● **Request**: Lines holding the string "KOMPAS" are the ones to copy from this listing.
____
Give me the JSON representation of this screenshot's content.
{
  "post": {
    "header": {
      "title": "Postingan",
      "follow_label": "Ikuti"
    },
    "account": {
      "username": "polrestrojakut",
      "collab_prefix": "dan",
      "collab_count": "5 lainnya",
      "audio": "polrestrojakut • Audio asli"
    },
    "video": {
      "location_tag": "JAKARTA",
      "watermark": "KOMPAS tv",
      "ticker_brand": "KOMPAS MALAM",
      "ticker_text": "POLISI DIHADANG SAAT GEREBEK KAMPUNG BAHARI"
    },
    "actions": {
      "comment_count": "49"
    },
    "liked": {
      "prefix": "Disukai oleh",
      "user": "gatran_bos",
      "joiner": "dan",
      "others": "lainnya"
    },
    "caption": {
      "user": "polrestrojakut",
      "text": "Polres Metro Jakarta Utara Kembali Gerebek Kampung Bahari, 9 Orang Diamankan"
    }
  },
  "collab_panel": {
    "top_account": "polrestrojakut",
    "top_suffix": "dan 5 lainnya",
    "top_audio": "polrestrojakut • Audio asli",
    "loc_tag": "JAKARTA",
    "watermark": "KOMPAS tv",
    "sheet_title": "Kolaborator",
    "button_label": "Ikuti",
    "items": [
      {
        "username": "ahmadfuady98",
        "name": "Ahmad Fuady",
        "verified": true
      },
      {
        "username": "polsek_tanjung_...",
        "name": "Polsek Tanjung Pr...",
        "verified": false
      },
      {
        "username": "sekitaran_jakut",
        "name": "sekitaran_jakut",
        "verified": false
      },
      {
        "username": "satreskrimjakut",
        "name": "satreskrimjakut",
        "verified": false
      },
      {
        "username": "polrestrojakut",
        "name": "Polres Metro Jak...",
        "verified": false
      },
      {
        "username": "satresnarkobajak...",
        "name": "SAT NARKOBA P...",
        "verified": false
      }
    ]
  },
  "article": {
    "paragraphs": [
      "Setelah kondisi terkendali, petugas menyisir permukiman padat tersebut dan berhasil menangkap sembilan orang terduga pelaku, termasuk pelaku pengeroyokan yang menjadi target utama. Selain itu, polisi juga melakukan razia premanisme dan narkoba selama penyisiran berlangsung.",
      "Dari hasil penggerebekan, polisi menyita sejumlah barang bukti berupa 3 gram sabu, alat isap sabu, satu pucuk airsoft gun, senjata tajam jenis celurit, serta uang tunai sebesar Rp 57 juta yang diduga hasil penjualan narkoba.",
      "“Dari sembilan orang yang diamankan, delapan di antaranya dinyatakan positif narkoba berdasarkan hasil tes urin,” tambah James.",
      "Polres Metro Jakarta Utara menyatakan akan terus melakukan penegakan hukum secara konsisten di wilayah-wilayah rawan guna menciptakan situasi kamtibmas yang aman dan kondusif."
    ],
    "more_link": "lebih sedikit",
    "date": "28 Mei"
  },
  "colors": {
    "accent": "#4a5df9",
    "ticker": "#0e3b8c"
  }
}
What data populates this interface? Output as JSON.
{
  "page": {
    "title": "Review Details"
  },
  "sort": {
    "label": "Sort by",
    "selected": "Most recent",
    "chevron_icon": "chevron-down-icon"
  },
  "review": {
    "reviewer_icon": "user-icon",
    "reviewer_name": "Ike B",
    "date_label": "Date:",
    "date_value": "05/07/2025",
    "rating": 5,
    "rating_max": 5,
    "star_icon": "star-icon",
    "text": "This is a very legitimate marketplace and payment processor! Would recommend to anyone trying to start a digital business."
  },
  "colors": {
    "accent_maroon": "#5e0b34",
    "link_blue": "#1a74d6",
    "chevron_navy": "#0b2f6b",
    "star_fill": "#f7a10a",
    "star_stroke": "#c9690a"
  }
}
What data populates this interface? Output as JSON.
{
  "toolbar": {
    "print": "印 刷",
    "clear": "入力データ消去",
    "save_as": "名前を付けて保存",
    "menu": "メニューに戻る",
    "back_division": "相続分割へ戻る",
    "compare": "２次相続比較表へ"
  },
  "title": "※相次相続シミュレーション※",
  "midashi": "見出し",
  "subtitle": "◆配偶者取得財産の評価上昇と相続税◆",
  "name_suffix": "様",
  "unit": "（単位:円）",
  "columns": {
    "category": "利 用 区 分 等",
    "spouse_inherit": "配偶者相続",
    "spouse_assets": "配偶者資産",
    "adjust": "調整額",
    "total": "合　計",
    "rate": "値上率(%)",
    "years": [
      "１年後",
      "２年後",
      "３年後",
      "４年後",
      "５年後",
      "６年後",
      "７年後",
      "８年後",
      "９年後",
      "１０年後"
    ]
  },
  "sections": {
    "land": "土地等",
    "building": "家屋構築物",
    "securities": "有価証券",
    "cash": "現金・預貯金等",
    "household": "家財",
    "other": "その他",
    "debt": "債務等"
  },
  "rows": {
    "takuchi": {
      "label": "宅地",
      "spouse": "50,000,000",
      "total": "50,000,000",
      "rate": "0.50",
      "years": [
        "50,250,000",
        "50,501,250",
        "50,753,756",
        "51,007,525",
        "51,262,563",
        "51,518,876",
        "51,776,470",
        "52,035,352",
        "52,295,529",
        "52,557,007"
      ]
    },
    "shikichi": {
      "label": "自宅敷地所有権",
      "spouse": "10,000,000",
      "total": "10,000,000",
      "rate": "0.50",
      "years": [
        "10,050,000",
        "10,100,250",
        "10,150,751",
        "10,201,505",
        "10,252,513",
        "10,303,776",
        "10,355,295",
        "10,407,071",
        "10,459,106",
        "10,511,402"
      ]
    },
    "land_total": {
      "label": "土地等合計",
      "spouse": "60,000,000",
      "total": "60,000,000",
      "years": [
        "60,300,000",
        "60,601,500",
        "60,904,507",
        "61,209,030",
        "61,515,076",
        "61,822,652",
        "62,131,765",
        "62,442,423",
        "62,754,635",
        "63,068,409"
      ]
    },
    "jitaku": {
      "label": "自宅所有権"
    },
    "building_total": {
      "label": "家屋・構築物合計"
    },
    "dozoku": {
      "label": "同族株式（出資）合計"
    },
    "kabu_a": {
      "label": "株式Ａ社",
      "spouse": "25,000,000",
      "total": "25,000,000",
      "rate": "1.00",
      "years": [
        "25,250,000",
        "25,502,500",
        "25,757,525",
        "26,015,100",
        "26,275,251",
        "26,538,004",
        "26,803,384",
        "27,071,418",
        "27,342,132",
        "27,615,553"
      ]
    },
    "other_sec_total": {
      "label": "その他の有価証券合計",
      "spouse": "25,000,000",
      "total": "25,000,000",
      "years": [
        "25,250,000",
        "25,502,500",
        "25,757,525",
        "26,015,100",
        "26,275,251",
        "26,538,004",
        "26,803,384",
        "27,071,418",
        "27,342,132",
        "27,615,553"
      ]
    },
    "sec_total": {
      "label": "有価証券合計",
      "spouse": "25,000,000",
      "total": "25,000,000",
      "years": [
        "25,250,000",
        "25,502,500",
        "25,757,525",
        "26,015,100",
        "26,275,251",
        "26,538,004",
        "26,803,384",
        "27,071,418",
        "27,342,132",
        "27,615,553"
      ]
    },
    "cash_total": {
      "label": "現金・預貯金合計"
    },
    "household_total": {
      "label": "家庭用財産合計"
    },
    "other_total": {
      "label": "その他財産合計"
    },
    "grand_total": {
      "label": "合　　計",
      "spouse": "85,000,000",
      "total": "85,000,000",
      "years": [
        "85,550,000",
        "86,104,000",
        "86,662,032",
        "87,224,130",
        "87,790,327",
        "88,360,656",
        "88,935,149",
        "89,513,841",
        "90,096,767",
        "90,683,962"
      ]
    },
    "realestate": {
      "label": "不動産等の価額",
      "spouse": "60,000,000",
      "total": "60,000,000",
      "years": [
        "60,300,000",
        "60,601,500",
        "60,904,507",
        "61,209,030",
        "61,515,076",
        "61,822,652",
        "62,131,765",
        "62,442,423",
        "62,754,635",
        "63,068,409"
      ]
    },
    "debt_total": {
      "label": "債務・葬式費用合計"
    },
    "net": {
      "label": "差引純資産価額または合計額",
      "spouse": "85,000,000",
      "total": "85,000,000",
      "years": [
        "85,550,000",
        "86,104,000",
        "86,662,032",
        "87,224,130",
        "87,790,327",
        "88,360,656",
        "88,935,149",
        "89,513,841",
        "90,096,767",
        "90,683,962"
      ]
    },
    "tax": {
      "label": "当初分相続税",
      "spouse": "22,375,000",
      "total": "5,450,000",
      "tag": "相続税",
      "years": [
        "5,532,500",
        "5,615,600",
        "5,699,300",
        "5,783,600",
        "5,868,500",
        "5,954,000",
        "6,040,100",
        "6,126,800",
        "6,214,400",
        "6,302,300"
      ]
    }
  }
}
____
● **Solution**:
      "watermark": "KOMPAS tv",
      "ticker_brand": "KOMPAS MALAM",
    "watermark": "KOMPAS tv",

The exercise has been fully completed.